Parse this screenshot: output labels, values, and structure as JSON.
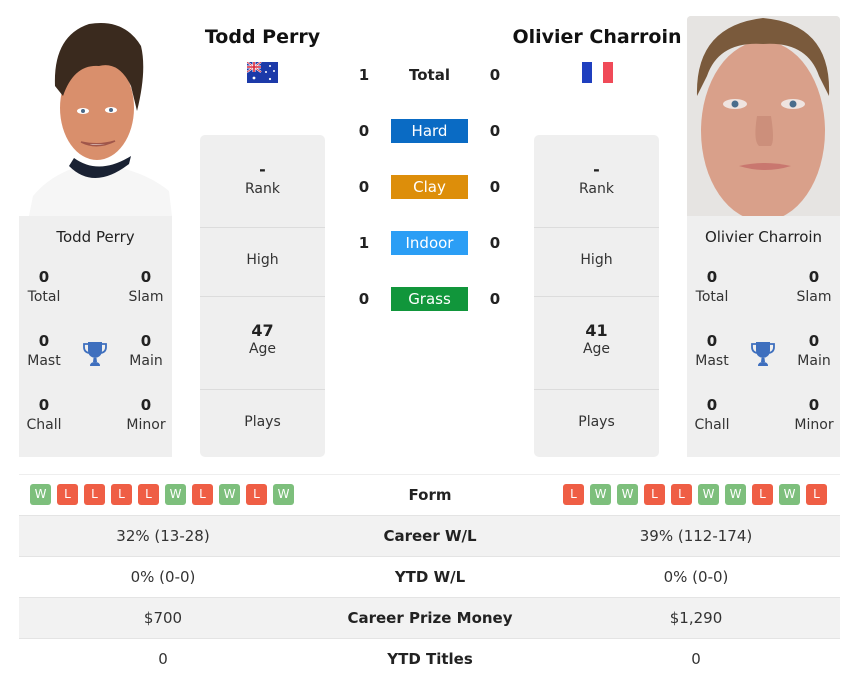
{
  "player1": {
    "name": "Todd Perry",
    "country_flag": "australia-flag",
    "photo": "player-photo",
    "titles": {
      "total": {
        "value": "0",
        "label": "Total"
      },
      "slam": {
        "value": "0",
        "label": "Slam"
      },
      "mast": {
        "value": "0",
        "label": "Mast"
      },
      "main": {
        "value": "0",
        "label": "Main"
      },
      "chall": {
        "value": "0",
        "label": "Chall"
      },
      "minor": {
        "value": "0",
        "label": "Minor"
      }
    },
    "rank": {
      "value": "-",
      "label": "Rank"
    },
    "high": {
      "value": "",
      "label": "High"
    },
    "age": {
      "value": "47",
      "label": "Age"
    },
    "plays": {
      "value": "",
      "label": "Plays"
    },
    "form": [
      "W",
      "L",
      "L",
      "L",
      "L",
      "W",
      "L",
      "W",
      "L",
      "W"
    ],
    "career_wl": "32% (13-28)",
    "ytd_wl": "0% (0-0)",
    "career_prize_money": "$700",
    "ytd_titles": "0"
  },
  "player2": {
    "name": "Olivier Charroin",
    "country_flag": "france-flag",
    "photo": "player-photo",
    "titles": {
      "total": {
        "value": "0",
        "label": "Total"
      },
      "slam": {
        "value": "0",
        "label": "Slam"
      },
      "mast": {
        "value": "0",
        "label": "Mast"
      },
      "main": {
        "value": "0",
        "label": "Main"
      },
      "chall": {
        "value": "0",
        "label": "Chall"
      },
      "minor": {
        "value": "0",
        "label": "Minor"
      }
    },
    "rank": {
      "value": "-",
      "label": "Rank"
    },
    "high": {
      "value": "",
      "label": "High"
    },
    "age": {
      "value": "41",
      "label": "Age"
    },
    "plays": {
      "value": "",
      "label": "Plays"
    },
    "form": [
      "L",
      "W",
      "W",
      "L",
      "L",
      "W",
      "W",
      "L",
      "W",
      "L"
    ],
    "career_wl": "39% (112-174)",
    "ytd_wl": "0% (0-0)",
    "career_prize_money": "$1,290",
    "ytd_titles": "0"
  },
  "h2h": {
    "total": {
      "label": "Total",
      "p1": "1",
      "p2": "0"
    },
    "surfaces": [
      {
        "label": "Hard",
        "p1": "0",
        "p2": "0",
        "color": "#0a6bc4"
      },
      {
        "label": "Clay",
        "p1": "0",
        "p2": "0",
        "color": "#dd8e0a"
      },
      {
        "label": "Indoor",
        "p1": "1",
        "p2": "0",
        "color": "#2b9ef5"
      },
      {
        "label": "Grass",
        "p1": "0",
        "p2": "0",
        "color": "#11963b"
      }
    ]
  },
  "comparison": {
    "form_label": "Form",
    "career_wl_label": "Career W/L",
    "ytd_wl_label": "YTD W/L",
    "career_prize_money_label": "Career Prize Money",
    "ytd_titles_label": "YTD Titles"
  },
  "colors": {
    "win": "#7dbf7c",
    "loss": "#ef5e45",
    "trophy": "#3e6fbe"
  }
}
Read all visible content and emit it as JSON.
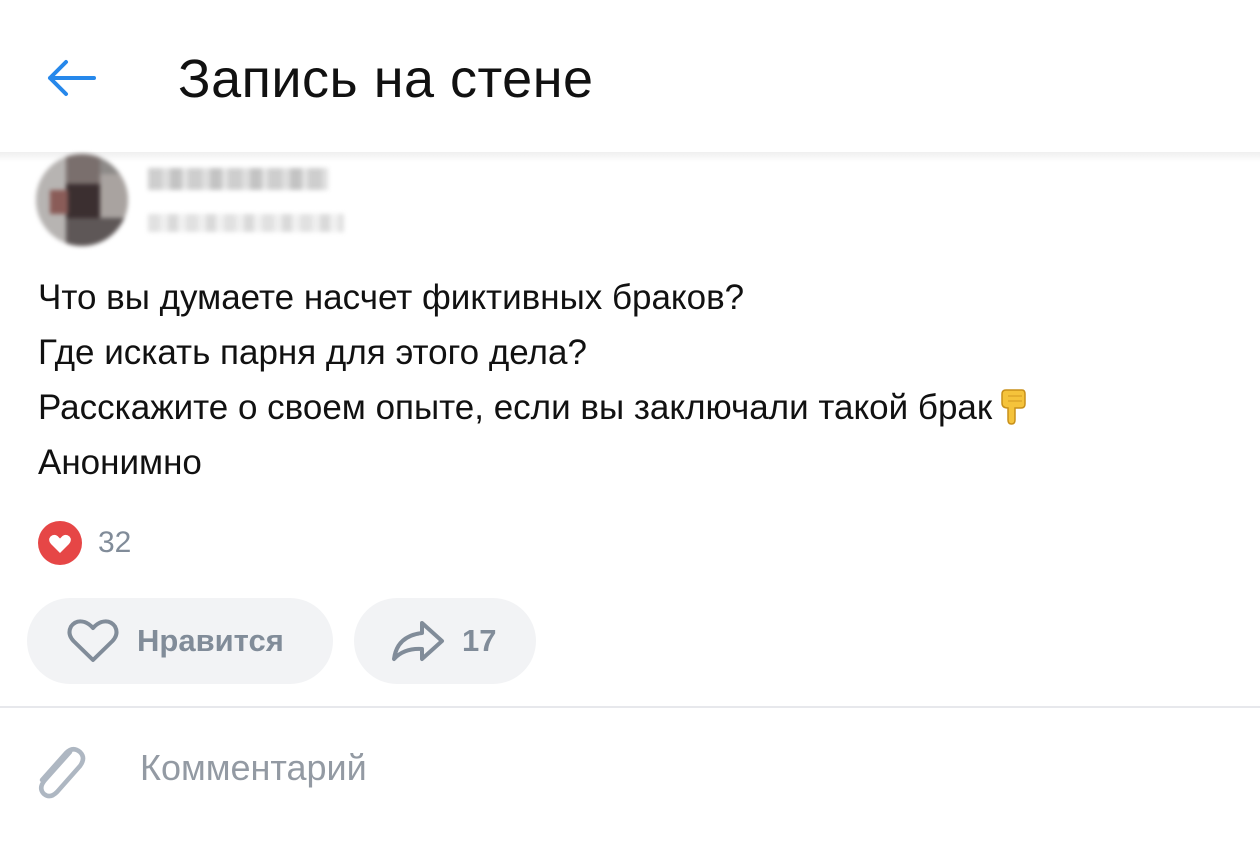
{
  "header": {
    "title": "Запись на стене",
    "back_icon": "arrow-left-icon",
    "accent_color": "#2688eb"
  },
  "post": {
    "lines": [
      "Что вы думаете насчет фиктивных браков?",
      "Где искать парня для этого дела?",
      "Расскажите о своем опыте, если вы заключали такой брак",
      "Анонимно"
    ],
    "emoji": "pointing-down-hand-emoji"
  },
  "reactions": {
    "icon": "heart-reaction-icon",
    "count": "32",
    "color": "#e64646"
  },
  "actions": {
    "like_label": "Нравится",
    "like_icon": "heart-outline-icon",
    "share_count": "17",
    "share_icon": "share-arrow-icon"
  },
  "comment": {
    "placeholder": "Комментарий",
    "attach_icon": "paperclip-icon"
  }
}
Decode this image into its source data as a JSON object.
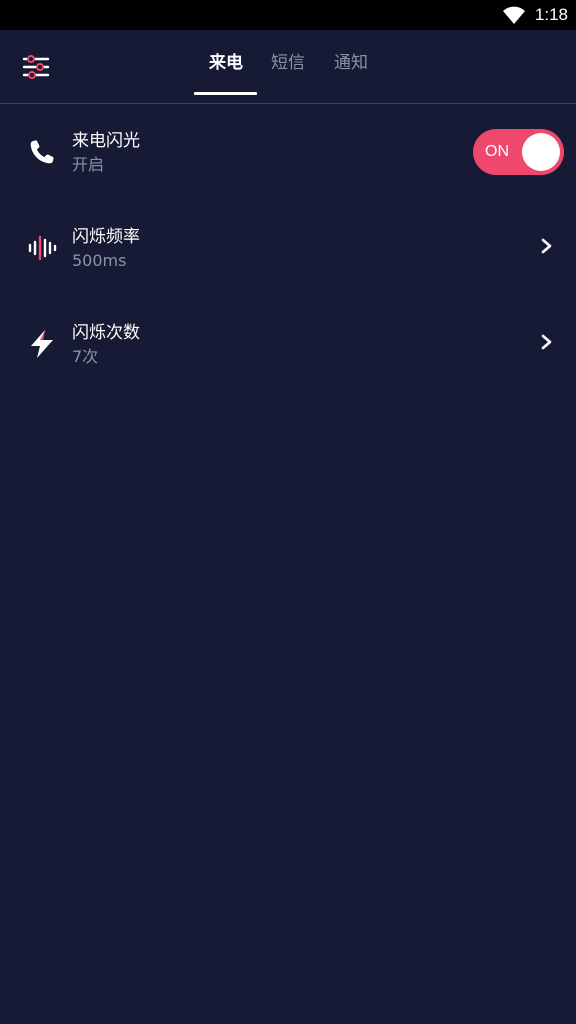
{
  "status_bar": {
    "time": "1:18",
    "wifi_icon": "wifi-icon"
  },
  "app_bar": {
    "menu_icon": "settings-sliders-icon",
    "tabs": [
      {
        "label": "来电",
        "selected": true
      },
      {
        "label": "短信",
        "selected": false
      },
      {
        "label": "通知",
        "selected": false
      }
    ]
  },
  "settings": [
    {
      "icon": "phone-icon",
      "title": "来电闪光",
      "subtitle": "开启",
      "control": "toggle",
      "toggle_label": "ON",
      "toggle_on": true
    },
    {
      "icon": "sound-wave-icon",
      "title": "闪烁频率",
      "subtitle": "500ms",
      "control": "chevron"
    },
    {
      "icon": "lightning-icon",
      "title": "闪烁次数",
      "subtitle": "7次",
      "control": "chevron"
    }
  ],
  "colors": {
    "background": "#161a35",
    "accent": "#f0476d",
    "secondary_text": "#8d90a6",
    "status_bar": "#000000"
  }
}
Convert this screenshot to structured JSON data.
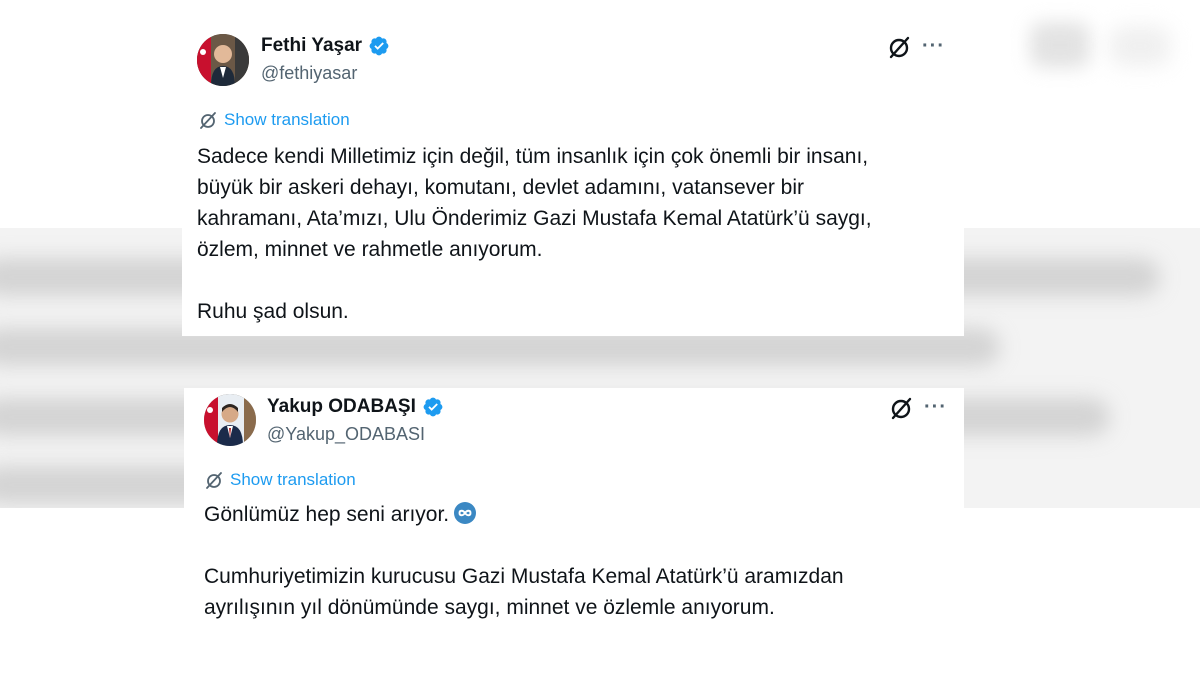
{
  "tweets": [
    {
      "name": "Fethi Yaşar",
      "handle": "@fethiyasar",
      "translate_label": "Show translation",
      "paragraphs": [
        "Sadece kendi Milletimiz için değil, tüm insanlık için çok önemli bir insanı,",
        "büyük bir askeri dehayı, komutanı, devlet adamını, vatansever bir",
        "kahramanı, Ata’mızı, Ulu Önderimiz Gazi Mustafa Kemal Atatürk’ü saygı,",
        "özlem, minnet ve rahmetle anıyorum.",
        "",
        "Ruhu şad olsun."
      ]
    },
    {
      "name": "Yakup ODABAŞI",
      "handle": "@Yakup_ODABASI",
      "translate_label": "Show translation",
      "paragraphs": [
        "Gönlümüz hep seni arıyor.",
        "",
        "Cumhuriyetimizin kurucusu Gazi Mustafa Kemal Atatürk’ü aramızdan",
        "ayrılışının yıl dönümünde saygı, minnet ve özlemle anıyorum."
      ]
    }
  ],
  "icons": {
    "verified": "verified-badge-icon",
    "grok": "grok-icon",
    "more": "more-icon",
    "translate": "translate-icon",
    "infinity": "infinity-emoji"
  },
  "more_glyph": "···",
  "colors": {
    "accent": "#1d9bf0",
    "text": "#0f1419",
    "muted": "#536471"
  }
}
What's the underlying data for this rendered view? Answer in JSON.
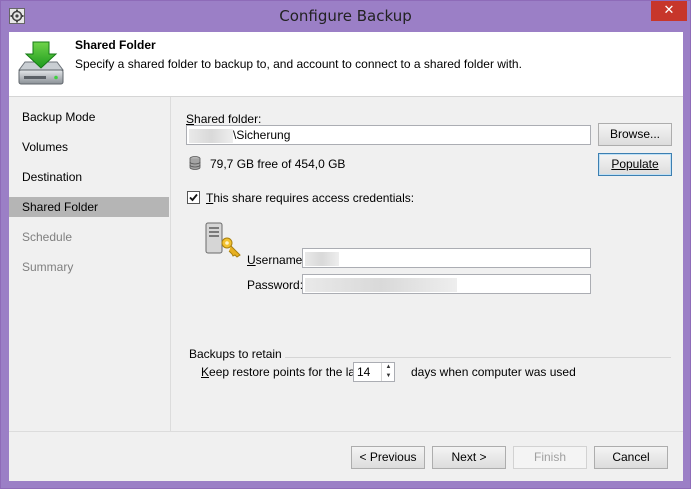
{
  "window": {
    "title": "Configure Backup",
    "close_label": "✕"
  },
  "header": {
    "title": "Shared Folder",
    "description": "Specify a shared folder to backup to, and account to connect to a shared folder with."
  },
  "sidebar": {
    "items": [
      {
        "label": "Backup Mode",
        "state": "normal"
      },
      {
        "label": "Volumes",
        "state": "normal"
      },
      {
        "label": "Destination",
        "state": "normal"
      },
      {
        "label": "Shared Folder",
        "state": "selected"
      },
      {
        "label": "Schedule",
        "state": "disabled"
      },
      {
        "label": "Summary",
        "state": "disabled"
      }
    ]
  },
  "shared_folder": {
    "label_access_key": "S",
    "label_rest": "hared folder:",
    "path_suffix": "\\Sicherung",
    "browse_label": "Browse...",
    "free_space": "79,7 GB free of 454,0 GB",
    "populate_label": "Populate"
  },
  "credentials": {
    "checkbox_access_key": "T",
    "checkbox_rest": "his share requires access credentials:",
    "checked": true,
    "username_access_key": "U",
    "username_rest": "sername:",
    "password_access_key": "",
    "password_label": "Password:"
  },
  "retain": {
    "group_title": "Backups to retain",
    "keep_access_key": "K",
    "keep_rest": "eep restore points for the last",
    "days_value": "14",
    "days_suffix": "days when computer was used"
  },
  "footer": {
    "previous_label": "< Previous",
    "next_label": "Next >",
    "finish_label": "Finish",
    "cancel_label": "Cancel"
  },
  "colors": {
    "titlebar": "#9b7fc6",
    "close_button": "#c7362b",
    "selected_nav": "#b5b5b5",
    "focus_border": "#3c7fb1"
  }
}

+===+

**THE REQUEST**
Restate the entire listing word for word, excluding pictures.

**WRITTEN SOLUTION**
Parse this screenshot: output labels, values, and structure as JSON.
{
  "player1": {
    "name": "Todd Perry",
    "country_flag": "australia-flag",
    "photo": "player-photo",
    "titles": {
      "total": {
        "value": "0",
        "label": "Total"
      },
      "slam": {
        "value": "0",
        "label": "Slam"
      },
      "mast": {
        "value": "0",
        "label": "Mast"
      },
      "main": {
        "value": "0",
        "label": "Main"
      },
      "chall": {
        "value": "0",
        "label": "Chall"
      },
      "minor": {
        "value": "0",
        "label": "Minor"
      }
    },
    "rank": {
      "value": "-",
      "label": "Rank"
    },
    "high": {
      "value": "",
      "label": "High"
    },
    "age": {
      "value": "47",
      "label": "Age"
    },
    "plays": {
      "value": "",
      "label": "Plays"
    },
    "form": [
      "W",
      "L",
      "L",
      "L",
      "L",
      "W",
      "L",
      "W",
      "L",
      "W"
    ],
    "career_wl": "32% (13-28)",
    "ytd_wl": "0% (0-0)",
    "career_prize_money": "$700",
    "ytd_titles": "0"
  },
  "player2": {
    "name": "Olivier Charroin",
    "country_flag": "france-flag",
    "photo": "player-photo",
    "titles": {
      "total": {
        "value": "0",
        "label": "Total"
      },
      "slam": {
        "value": "0",
        "label": "Slam"
      },
      "mast": {
        "value": "0",
        "label": "Mast"
      },
      "main": {
        "value": "0",
        "label": "Main"
      },
      "chall": {
        "value": "0",
        "label": "Chall"
      },
      "minor": {
        "value": "0",
        "label": "Minor"
      }
    },
    "rank": {
      "value": "-",
      "label": "Rank"
    },
    "high": {
      "value": "",
      "label": "High"
    },
    "age": {
      "value": "41",
      "label": "Age"
    },
    "plays": {
      "value": "",
      "label": "Plays"
    },
    "form": [
      "L",
      "W",
      "W",
      "L",
      "L",
      "W",
      "W",
      "L",
      "W",
      "L"
    ],
    "career_wl": "39% (112-174)",
    "ytd_wl": "0% (0-0)",
    "career_prize_money": "$1,290",
    "ytd_titles": "0"
  },
  "h2h": {
    "total": {
      "label": "Total",
      "p1": "1",
      "p2": "0"
    },
    "surfaces": [
      {
        "label": "Hard",
        "p1": "0",
        "p2": "0",
        "color": "#0a6bc4"
      },
      {
        "label": "Clay",
        "p1": "0",
        "p2": "0",
        "color": "#dd8e0a"
      },
      {
        "label": "Indoor",
        "p1": "1",
        "p2": "0",
        "color": "#2b9ef5"
      },
      {
        "label": "Grass",
        "p1": "0",
        "p2": "0",
        "color": "#11963b"
      }
    ]
  },
  "comparison": {
    "form_label": "Form",
    "career_wl_label": "Career W/L",
    "ytd_wl_label": "YTD W/L",
    "career_prize_money_label": "Career Prize Money",
    "ytd_titles_label": "YTD Titles"
  },
  "colors": {
    "win": "#7dbf7c",
    "loss": "#ef5e45",
    "trophy": "#3e6fbe"
  }
}
Read all visible content and emit it as JSON.
{
  "header": {
    "title": "Запись на стене",
    "back_icon": "arrow-left-icon",
    "accent_color": "#2688eb"
  },
  "post": {
    "lines": [
      "Что вы думаете насчет фиктивных браков?",
      "Где искать парня для этого дела?",
      "Расскажите о своем опыте, если вы заключали такой брак",
      "Анонимно"
    ],
    "emoji": "pointing-down-hand-emoji"
  },
  "reactions": {
    "icon": "heart-reaction-icon",
    "count": "32",
    "color": "#e64646"
  },
  "actions": {
    "like_label": "Нравится",
    "like_icon": "heart-outline-icon",
    "share_count": "17",
    "share_icon": "share-arrow-icon"
  },
  "comment": {
    "placeholder": "Комментарий",
    "attach_icon": "paperclip-icon"
  }
}
Decode this image into its source data as a JSON object.
{
  "status_bar": {
    "time": "1:18",
    "wifi_icon": "wifi-icon"
  },
  "app_bar": {
    "menu_icon": "settings-sliders-icon",
    "tabs": [
      {
        "label": "来电",
        "selected": true
      },
      {
        "label": "短信",
        "selected": false
      },
      {
        "label": "通知",
        "selected": false
      }
    ]
  },
  "settings": [
    {
      "icon": "phone-icon",
      "title": "来电闪光",
      "subtitle": "开启",
      "control": "toggle",
      "toggle_label": "ON",
      "toggle_on": true
    },
    {
      "icon": "sound-wave-icon",
      "title": "闪烁频率",
      "subtitle": "500ms",
      "control": "chevron"
    },
    {
      "icon": "lightning-icon",
      "title": "闪烁次数",
      "subtitle": "7次",
      "control": "chevron"
    }
  ],
  "colors": {
    "background": "#161a35",
    "accent": "#f0476d",
    "secondary_text": "#8d90a6",
    "status_bar": "#000000"
  }
}
Convert this screenshot to structured JSON data.
{
  "tweets": [
    {
      "name": "Fethi Yaşar",
      "handle": "@fethiyasar",
      "translate_label": "Show translation",
      "paragraphs": [
        "Sadece kendi Milletimiz için değil, tüm insanlık için çok önemli bir insanı,",
        "büyük bir askeri dehayı, komutanı, devlet adamını, vatansever bir",
        "kahramanı, Ata’mızı, Ulu Önderimiz Gazi Mustafa Kemal Atatürk’ü saygı,",
        "özlem, minnet ve rahmetle anıyorum.",
        "",
        "Ruhu şad olsun."
      ]
    },
    {
      "name": "Yakup ODABAŞI",
      "handle": "@Yakup_ODABASI",
      "translate_label": "Show translation",
      "paragraphs": [
        "Gönlümüz hep seni arıyor.",
        "",
        "Cumhuriyetimizin kurucusu Gazi Mustafa Kemal Atatürk’ü aramızdan",
        "ayrılışının yıl dönümünde saygı, minnet ve özlemle anıyorum."
      ]
    }
  ],
  "icons": {
    "verified": "verified-badge-icon",
    "grok": "grok-icon",
    "more": "more-icon",
    "translate": "translate-icon",
    "infinity": "infinity-emoji"
  },
  "more_glyph": "···",
  "colors": {
    "accent": "#1d9bf0",
    "text": "#0f1419",
    "muted": "#536471"
  }
}
What's the underlying data for this rendered view? Answer in JSON.
{
  "window": {
    "title": "Configure Backup",
    "close_label": "✕"
  },
  "header": {
    "title": "Shared Folder",
    "description": "Specify a shared folder to backup to, and account to connect to a shared folder with."
  },
  "sidebar": {
    "items": [
      {
        "label": "Backup Mode",
        "state": "normal"
      },
      {
        "label": "Volumes",
        "state": "normal"
      },
      {
        "label": "Destination",
        "state": "normal"
      },
      {
        "label": "Shared Folder",
        "state": "selected"
      },
      {
        "label": "Schedule",
        "state": "disabled"
      },
      {
        "label": "Summary",
        "state": "disabled"
      }
    ]
  },
  "shared_folder": {
    "label_access_key": "S",
    "label_rest": "hared folder:",
    "path_suffix": "\\Sicherung",
    "browse_label": "Browse...",
    "free_space": "79,7 GB free of 454,0 GB",
    "populate_label": "Populate"
  },
  "credentials": {
    "checkbox_access_key": "T",
    "checkbox_rest": "his share requires access credentials:",
    "checked": true,
    "username_access_key": "U",
    "username_rest": "sername:",
    "password_access_key": "",
    "password_label": "Password:"
  },
  "retain": {
    "group_title": "Backups to retain",
    "keep_access_key": "K",
    "keep_rest": "eep restore points for the last",
    "days_value": "14",
    "days_suffix": "days when computer was used"
  },
  "footer": {
    "previous_label": "< Previous",
    "next_label": "Next >",
    "finish_label": "Finish",
    "cancel_label": "Cancel"
  },
  "colors": {
    "titlebar": "#9b7fc6",
    "close_button": "#c7362b",
    "selected_nav": "#b5b5b5",
    "focus_border": "#3c7fb1"
  }
}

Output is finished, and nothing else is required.